(Dataset rows about figures)

start

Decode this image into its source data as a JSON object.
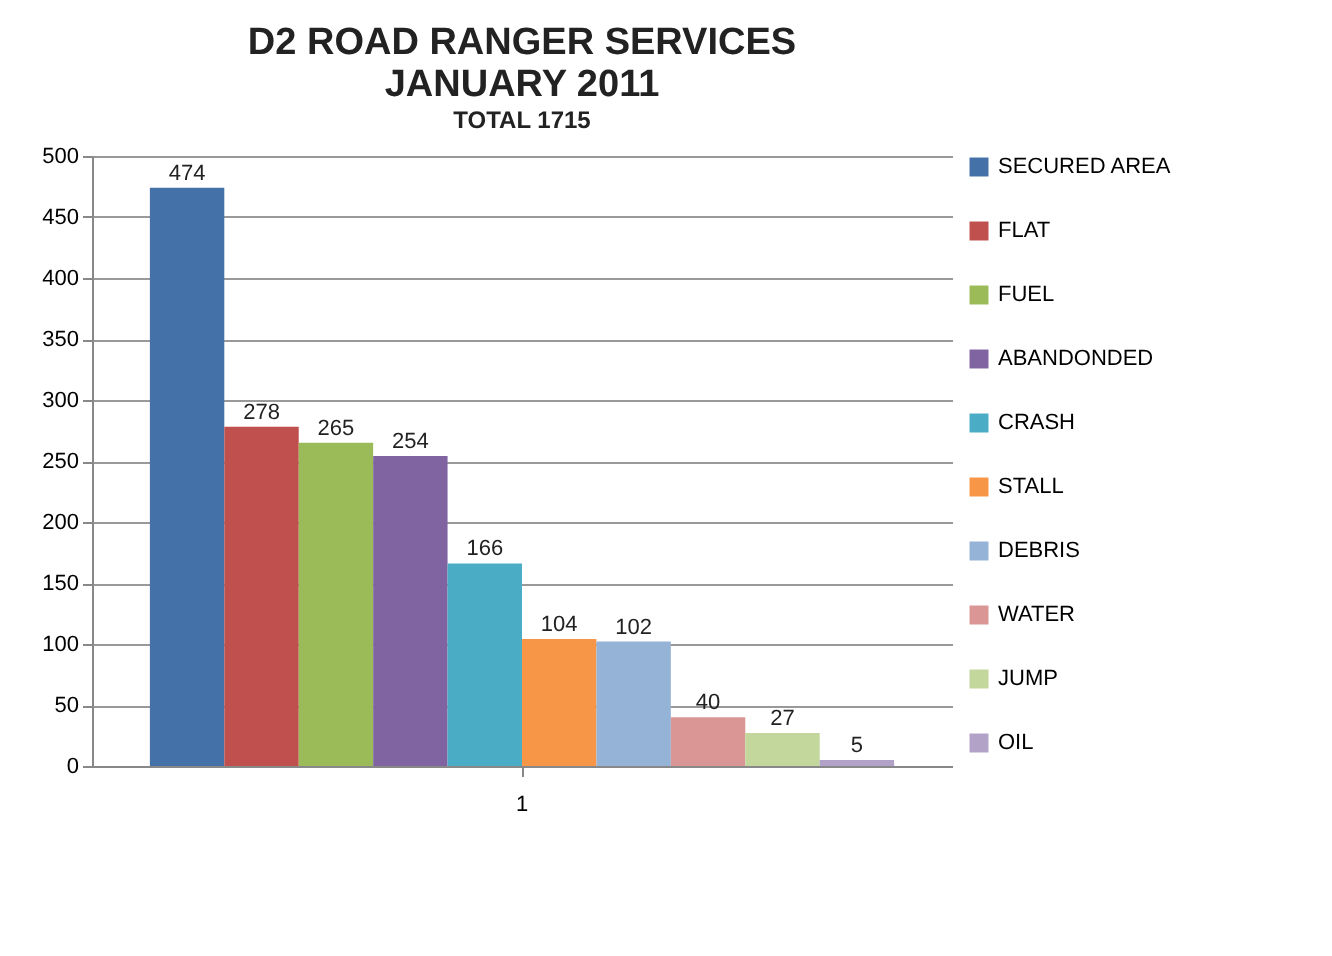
{
  "chart_data": {
    "type": "bar",
    "title": "D2 ROAD RANGER SERVICES\nJANUARY 2011",
    "subtitle": "TOTAL 1715",
    "categories": [
      "1"
    ],
    "series": [
      {
        "name": "SECURED AREA",
        "color": "#4472a8",
        "values": [
          474
        ]
      },
      {
        "name": "FLAT",
        "color": "#c0504d",
        "values": [
          278
        ]
      },
      {
        "name": "FUEL",
        "color": "#9bbb59",
        "values": [
          265
        ]
      },
      {
        "name": "ABANDONDED",
        "color": "#8064a2",
        "values": [
          254
        ]
      },
      {
        "name": "CRASH",
        "color": "#4bacc6",
        "values": [
          166
        ]
      },
      {
        "name": "STALL",
        "color": "#f79646",
        "values": [
          104
        ]
      },
      {
        "name": "DEBRIS",
        "color": "#95b3d7",
        "values": [
          102
        ]
      },
      {
        "name": "WATER",
        "color": "#d99694",
        "values": [
          40
        ]
      },
      {
        "name": "JUMP",
        "color": "#c3d69b",
        "values": [
          27
        ]
      },
      {
        "name": "OIL",
        "color": "#b3a2c7",
        "values": [
          5
        ]
      }
    ],
    "ylim": [
      0,
      500
    ],
    "yticks": [
      0,
      50,
      100,
      150,
      200,
      250,
      300,
      350,
      400,
      450,
      500
    ],
    "grid": "y",
    "legend": "right",
    "data_labels": true
  }
}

end

> **TASK TO COMPLETE**
The pictures should not be reproduced; quote all of the other material exactly.

> **ANSWER FOR THIS EXERCISE**
Decode this image into its source data as a JSON object.
{
  "chart_data": {
    "type": "bar",
    "title": "D2 ROAD RANGER SERVICES\nJANUARY 2011",
    "subtitle": "TOTAL 1715",
    "categories": [
      "1"
    ],
    "series": [
      {
        "name": "SECURED AREA",
        "color": "#4472a8",
        "values": [
          474
        ]
      },
      {
        "name": "FLAT",
        "color": "#c0504d",
        "values": [
          278
        ]
      },
      {
        "name": "FUEL",
        "color": "#9bbb59",
        "values": [
          265
        ]
      },
      {
        "name": "ABANDONDED",
        "color": "#8064a2",
        "values": [
          254
        ]
      },
      {
        "name": "CRASH",
        "color": "#4bacc6",
        "values": [
          166
        ]
      },
      {
        "name": "STALL",
        "color": "#f79646",
        "values": [
          104
        ]
      },
      {
        "name": "DEBRIS",
        "color": "#95b3d7",
        "values": [
          102
        ]
      },
      {
        "name": "WATER",
        "color": "#d99694",
        "values": [
          40
        ]
      },
      {
        "name": "JUMP",
        "color": "#c3d69b",
        "values": [
          27
        ]
      },
      {
        "name": "OIL",
        "color": "#b3a2c7",
        "values": [
          5
        ]
      }
    ],
    "ylim": [
      0,
      500
    ],
    "yticks": [
      0,
      50,
      100,
      150,
      200,
      250,
      300,
      350,
      400,
      450,
      500
    ],
    "grid": "y",
    "legend": "right",
    "data_labels": true
  }
}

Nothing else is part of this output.